# Extracted records
** begin **

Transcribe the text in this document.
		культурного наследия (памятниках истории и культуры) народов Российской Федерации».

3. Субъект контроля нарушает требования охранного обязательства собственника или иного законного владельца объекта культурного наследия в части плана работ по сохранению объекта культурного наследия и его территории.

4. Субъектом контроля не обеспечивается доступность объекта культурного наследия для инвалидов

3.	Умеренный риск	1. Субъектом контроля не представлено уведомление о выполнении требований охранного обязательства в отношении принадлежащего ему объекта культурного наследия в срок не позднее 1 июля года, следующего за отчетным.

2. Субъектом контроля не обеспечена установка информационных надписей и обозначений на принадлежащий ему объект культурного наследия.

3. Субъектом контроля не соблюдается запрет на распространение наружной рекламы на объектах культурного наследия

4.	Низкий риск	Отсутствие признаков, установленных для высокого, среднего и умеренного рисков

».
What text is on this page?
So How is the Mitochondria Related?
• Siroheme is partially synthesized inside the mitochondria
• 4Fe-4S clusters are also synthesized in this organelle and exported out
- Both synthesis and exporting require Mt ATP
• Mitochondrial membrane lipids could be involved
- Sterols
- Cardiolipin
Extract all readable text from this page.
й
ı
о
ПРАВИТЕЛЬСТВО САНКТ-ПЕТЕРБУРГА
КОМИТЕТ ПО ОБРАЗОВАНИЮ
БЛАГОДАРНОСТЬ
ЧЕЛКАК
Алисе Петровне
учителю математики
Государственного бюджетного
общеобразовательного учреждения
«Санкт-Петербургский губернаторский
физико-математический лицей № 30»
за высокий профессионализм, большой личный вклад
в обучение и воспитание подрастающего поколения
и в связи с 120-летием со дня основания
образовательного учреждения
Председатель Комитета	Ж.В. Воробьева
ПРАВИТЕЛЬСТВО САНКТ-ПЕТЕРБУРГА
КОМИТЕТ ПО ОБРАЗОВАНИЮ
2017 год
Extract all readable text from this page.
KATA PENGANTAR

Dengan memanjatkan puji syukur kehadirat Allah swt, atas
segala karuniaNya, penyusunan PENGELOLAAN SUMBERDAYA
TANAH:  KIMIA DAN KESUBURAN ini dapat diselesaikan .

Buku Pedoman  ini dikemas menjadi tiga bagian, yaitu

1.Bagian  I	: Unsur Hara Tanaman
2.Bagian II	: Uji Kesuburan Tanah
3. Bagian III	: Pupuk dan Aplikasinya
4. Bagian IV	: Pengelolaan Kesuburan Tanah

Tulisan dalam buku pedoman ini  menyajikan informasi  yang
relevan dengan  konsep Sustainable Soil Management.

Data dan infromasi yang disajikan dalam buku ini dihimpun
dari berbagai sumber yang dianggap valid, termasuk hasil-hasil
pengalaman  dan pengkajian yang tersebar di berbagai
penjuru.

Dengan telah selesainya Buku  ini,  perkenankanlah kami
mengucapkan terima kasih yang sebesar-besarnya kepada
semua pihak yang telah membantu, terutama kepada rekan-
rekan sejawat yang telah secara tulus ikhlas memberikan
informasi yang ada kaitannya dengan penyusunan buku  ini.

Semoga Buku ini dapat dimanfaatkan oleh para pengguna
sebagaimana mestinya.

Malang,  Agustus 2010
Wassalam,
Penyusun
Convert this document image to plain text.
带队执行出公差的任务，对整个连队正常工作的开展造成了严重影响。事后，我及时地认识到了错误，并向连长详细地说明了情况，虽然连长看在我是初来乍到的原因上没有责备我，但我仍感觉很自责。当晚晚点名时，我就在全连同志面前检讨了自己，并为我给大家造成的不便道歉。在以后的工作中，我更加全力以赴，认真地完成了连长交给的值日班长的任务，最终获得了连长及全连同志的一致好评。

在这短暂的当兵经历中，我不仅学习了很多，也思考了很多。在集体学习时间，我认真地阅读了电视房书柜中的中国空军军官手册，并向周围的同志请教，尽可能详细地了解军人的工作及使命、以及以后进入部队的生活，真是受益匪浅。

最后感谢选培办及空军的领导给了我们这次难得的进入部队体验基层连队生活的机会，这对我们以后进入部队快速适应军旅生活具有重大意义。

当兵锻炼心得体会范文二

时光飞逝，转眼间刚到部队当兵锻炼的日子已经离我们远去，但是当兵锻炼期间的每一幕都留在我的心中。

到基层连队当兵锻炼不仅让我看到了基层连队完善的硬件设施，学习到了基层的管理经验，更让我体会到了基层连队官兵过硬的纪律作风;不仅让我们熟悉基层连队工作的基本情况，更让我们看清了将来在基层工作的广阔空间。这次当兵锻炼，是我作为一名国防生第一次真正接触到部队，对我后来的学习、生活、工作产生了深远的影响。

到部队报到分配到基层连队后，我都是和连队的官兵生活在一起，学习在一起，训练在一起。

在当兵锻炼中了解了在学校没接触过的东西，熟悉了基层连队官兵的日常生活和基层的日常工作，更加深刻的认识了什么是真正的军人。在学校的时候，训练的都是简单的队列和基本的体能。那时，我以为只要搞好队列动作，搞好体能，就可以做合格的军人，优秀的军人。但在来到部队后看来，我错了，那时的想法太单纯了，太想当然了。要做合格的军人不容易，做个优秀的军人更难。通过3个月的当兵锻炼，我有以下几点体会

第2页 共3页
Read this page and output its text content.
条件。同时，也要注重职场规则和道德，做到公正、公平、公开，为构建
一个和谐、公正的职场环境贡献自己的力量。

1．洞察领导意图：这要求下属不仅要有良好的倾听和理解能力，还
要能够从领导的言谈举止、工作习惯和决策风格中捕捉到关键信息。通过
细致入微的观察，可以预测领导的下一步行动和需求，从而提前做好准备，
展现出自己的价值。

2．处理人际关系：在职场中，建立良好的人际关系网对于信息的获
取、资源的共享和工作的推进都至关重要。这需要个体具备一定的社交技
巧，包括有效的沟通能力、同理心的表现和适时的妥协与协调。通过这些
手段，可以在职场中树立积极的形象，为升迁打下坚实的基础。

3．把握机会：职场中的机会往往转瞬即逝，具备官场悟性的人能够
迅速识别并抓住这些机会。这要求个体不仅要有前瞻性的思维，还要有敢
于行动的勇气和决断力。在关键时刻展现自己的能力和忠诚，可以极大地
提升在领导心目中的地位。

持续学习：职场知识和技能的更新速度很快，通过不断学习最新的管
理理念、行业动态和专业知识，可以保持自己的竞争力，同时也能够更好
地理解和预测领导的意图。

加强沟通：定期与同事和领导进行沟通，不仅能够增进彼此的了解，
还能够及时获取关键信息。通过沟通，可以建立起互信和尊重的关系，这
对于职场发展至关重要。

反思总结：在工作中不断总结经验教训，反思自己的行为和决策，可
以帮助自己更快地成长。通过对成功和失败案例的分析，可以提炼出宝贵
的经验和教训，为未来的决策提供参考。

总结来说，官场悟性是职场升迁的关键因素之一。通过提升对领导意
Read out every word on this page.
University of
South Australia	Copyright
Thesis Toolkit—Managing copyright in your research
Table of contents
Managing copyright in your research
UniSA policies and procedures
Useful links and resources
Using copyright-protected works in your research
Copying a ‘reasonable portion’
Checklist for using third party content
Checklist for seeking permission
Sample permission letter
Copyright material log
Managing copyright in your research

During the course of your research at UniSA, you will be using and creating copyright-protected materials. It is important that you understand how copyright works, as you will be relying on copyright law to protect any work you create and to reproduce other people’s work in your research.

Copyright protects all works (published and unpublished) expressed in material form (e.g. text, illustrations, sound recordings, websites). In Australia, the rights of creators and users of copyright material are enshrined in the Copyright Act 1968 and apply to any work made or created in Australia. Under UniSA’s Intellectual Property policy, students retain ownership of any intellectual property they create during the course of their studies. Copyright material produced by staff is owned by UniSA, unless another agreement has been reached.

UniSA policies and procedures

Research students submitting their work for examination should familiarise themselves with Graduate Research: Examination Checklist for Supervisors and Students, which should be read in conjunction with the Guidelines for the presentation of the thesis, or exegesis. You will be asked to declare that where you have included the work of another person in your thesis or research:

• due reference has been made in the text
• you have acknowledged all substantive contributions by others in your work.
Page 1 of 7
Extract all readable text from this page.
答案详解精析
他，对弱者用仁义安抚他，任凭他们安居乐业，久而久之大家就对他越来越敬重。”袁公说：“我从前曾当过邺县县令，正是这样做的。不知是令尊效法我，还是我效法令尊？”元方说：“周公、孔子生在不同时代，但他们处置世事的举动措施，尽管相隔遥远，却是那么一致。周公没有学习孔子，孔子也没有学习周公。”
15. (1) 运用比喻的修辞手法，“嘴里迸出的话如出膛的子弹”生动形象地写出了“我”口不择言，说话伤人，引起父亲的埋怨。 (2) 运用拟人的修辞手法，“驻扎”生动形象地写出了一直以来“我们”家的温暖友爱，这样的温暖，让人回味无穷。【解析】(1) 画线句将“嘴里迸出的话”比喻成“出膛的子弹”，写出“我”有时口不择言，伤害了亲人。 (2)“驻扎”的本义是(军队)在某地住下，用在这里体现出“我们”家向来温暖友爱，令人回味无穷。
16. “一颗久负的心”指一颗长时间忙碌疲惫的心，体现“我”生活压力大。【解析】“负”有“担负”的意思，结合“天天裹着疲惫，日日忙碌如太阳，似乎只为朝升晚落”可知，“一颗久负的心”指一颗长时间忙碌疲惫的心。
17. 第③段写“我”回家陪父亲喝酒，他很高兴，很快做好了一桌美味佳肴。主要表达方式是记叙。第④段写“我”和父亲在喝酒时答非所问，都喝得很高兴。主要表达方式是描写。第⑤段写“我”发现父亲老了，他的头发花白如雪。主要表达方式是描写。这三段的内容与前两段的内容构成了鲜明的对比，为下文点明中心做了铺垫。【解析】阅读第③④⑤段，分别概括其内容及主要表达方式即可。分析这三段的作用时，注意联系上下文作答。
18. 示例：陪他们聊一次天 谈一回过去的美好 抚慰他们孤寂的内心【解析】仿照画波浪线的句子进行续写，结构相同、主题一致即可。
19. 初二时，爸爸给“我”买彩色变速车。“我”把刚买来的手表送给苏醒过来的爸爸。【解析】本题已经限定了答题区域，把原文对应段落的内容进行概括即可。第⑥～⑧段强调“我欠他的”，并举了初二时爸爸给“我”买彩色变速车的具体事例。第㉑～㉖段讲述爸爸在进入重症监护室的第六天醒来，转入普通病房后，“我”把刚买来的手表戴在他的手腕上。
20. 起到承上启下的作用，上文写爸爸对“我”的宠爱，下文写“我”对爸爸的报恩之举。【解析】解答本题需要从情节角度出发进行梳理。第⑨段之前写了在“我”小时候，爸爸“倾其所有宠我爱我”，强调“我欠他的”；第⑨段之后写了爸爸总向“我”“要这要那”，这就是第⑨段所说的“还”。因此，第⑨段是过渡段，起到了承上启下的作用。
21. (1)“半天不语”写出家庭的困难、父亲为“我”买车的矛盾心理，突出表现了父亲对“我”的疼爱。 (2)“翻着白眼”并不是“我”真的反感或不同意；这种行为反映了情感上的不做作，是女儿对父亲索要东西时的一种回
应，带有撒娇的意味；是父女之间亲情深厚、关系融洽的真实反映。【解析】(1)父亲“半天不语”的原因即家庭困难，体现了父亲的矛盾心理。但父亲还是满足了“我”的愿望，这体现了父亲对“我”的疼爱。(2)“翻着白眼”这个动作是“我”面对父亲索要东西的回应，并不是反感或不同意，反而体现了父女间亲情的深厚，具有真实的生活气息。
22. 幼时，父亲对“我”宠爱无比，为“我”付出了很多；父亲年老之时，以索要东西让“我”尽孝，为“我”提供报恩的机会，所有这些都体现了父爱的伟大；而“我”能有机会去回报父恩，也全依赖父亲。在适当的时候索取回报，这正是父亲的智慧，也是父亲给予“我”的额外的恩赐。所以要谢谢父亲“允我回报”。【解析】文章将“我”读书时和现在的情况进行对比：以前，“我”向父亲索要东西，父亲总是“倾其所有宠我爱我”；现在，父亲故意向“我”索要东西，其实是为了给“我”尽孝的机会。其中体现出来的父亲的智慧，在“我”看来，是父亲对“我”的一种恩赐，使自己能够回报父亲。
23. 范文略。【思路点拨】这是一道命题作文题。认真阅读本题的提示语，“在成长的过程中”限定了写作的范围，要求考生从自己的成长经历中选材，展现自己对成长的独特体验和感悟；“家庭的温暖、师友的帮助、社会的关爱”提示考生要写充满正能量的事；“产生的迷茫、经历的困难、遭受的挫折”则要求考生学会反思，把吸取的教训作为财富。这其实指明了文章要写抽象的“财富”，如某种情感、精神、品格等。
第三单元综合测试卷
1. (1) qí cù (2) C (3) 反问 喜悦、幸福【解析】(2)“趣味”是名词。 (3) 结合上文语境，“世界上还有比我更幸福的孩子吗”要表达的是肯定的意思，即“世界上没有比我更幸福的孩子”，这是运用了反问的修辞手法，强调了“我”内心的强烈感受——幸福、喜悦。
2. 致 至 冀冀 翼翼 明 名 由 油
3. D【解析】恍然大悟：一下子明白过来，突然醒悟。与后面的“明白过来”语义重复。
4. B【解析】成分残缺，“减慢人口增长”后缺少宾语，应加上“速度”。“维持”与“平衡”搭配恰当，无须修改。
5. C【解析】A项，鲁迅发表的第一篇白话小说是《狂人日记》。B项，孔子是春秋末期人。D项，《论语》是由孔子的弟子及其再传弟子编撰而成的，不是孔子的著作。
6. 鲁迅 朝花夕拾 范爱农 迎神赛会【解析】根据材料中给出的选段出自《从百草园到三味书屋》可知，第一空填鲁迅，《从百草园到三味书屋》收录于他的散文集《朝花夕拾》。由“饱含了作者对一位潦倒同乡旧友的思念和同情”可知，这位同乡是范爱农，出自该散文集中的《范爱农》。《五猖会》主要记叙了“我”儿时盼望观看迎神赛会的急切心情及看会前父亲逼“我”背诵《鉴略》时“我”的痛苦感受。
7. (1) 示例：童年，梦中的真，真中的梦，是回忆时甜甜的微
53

** end **

# Goal
Identify and list each line with the word "dapat".

# Solution for this problem
TANAH:  KIMIA DAN KESUBURAN ini dapat diselesaikan .
Semoga Buku ini dapat dimanfaatkan oleh para pengguna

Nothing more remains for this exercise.